* WRITTEN TASK *
Where a line contains the string "this", copy that line.

Part of a data file:

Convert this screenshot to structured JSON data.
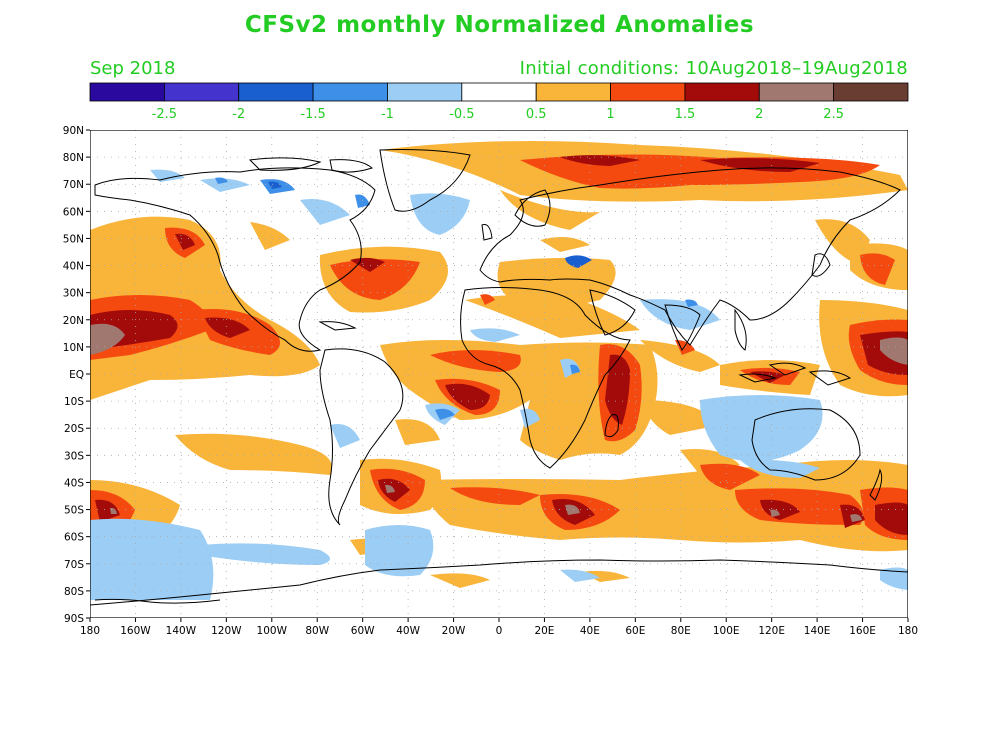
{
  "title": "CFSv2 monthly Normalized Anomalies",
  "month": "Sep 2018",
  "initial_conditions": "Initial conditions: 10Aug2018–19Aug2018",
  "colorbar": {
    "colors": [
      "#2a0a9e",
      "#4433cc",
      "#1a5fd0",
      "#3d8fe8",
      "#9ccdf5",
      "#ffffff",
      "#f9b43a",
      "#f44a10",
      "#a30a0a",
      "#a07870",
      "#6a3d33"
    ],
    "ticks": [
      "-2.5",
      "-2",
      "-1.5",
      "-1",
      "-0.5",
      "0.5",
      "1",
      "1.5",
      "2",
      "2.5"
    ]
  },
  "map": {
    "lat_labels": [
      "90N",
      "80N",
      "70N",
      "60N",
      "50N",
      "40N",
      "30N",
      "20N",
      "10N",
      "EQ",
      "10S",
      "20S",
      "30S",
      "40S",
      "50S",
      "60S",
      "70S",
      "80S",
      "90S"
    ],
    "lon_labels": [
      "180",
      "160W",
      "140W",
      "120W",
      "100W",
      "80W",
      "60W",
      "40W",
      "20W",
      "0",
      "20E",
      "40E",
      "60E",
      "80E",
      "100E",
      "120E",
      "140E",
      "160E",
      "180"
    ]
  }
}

* * *

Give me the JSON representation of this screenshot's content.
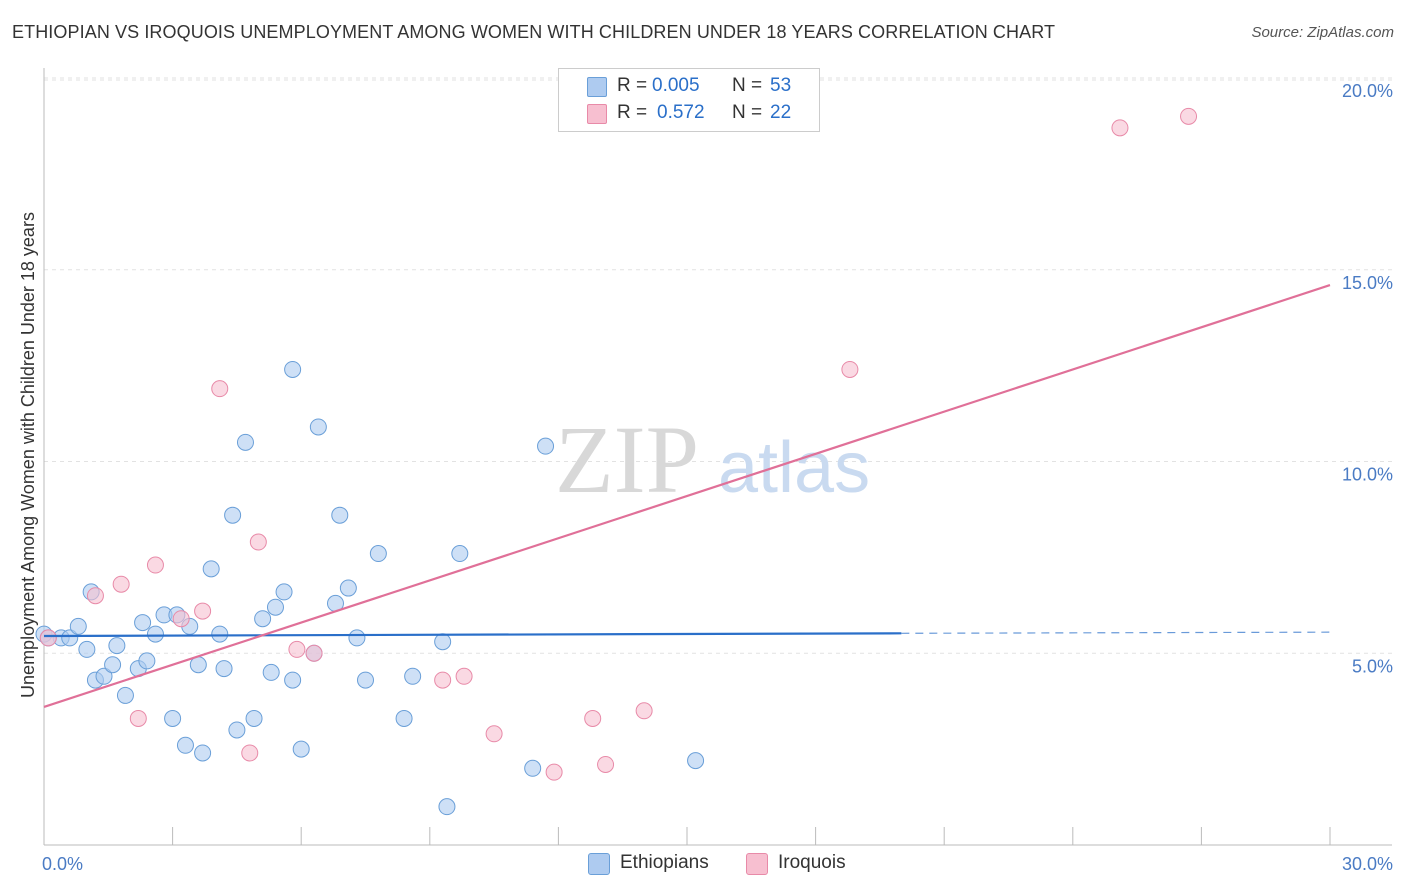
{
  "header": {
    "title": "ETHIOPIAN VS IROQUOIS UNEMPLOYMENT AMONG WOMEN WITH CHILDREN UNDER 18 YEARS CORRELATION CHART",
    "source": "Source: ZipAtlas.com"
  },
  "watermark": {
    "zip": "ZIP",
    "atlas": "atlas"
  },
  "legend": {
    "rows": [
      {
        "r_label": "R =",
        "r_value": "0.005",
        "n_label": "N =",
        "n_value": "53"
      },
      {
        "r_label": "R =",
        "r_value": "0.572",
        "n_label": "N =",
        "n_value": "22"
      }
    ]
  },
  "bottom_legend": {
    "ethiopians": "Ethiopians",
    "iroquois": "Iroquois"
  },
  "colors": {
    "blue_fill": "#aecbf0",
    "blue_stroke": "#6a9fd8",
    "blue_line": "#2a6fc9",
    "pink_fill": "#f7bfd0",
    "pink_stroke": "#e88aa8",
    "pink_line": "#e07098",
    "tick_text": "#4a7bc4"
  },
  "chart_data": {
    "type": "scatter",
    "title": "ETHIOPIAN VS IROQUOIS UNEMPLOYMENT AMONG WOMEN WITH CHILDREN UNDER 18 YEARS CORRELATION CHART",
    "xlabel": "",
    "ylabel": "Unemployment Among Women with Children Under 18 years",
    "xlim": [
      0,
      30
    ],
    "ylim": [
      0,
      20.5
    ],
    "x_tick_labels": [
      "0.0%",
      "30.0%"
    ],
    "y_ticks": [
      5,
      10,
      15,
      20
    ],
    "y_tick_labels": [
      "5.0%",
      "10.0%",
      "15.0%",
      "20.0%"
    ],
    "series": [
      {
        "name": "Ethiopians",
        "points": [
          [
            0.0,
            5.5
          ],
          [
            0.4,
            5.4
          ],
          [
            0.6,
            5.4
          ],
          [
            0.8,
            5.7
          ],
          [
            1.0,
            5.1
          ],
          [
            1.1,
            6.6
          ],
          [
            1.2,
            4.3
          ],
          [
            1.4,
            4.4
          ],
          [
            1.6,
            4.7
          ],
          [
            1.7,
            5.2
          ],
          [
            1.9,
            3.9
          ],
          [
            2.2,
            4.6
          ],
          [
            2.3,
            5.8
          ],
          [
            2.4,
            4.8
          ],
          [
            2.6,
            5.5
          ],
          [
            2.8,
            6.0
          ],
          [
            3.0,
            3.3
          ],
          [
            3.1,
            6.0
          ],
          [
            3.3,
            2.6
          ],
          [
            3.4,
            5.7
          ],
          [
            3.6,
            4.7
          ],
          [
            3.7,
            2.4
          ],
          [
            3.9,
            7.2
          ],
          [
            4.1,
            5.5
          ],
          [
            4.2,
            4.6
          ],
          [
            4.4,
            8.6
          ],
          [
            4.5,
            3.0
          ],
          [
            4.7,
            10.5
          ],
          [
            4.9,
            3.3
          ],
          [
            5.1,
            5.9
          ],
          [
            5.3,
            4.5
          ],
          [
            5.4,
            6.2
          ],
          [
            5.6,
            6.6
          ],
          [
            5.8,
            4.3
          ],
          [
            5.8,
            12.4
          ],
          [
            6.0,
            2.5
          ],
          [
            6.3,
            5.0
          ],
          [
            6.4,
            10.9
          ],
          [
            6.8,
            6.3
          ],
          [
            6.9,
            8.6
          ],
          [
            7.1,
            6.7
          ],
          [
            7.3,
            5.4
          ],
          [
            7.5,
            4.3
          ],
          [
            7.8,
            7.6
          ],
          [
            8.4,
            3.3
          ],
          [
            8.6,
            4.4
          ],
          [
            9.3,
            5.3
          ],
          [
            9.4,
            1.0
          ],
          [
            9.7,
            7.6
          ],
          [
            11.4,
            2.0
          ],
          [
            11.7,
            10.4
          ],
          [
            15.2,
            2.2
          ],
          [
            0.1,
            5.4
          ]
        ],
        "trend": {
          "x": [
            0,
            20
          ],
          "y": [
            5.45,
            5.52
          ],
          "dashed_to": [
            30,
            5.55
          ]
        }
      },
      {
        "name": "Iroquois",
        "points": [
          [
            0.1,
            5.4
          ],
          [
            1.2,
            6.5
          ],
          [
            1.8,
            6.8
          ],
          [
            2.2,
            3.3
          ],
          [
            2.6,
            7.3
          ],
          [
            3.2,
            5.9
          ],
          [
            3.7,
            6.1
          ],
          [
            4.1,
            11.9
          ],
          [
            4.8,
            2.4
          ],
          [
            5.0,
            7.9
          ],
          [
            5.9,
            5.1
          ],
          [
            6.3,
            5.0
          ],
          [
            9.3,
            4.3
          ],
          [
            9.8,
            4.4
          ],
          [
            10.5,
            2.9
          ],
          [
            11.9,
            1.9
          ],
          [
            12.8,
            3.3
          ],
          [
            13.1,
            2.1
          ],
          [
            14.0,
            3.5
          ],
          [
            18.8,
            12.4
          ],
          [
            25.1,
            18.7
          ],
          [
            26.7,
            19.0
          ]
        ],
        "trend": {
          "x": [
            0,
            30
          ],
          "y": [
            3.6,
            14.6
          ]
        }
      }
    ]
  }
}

* RESPONSE TO THE TASK *
Convert this screenshot to structured JSON data.
Give me the JSON representation of this screenshot's content.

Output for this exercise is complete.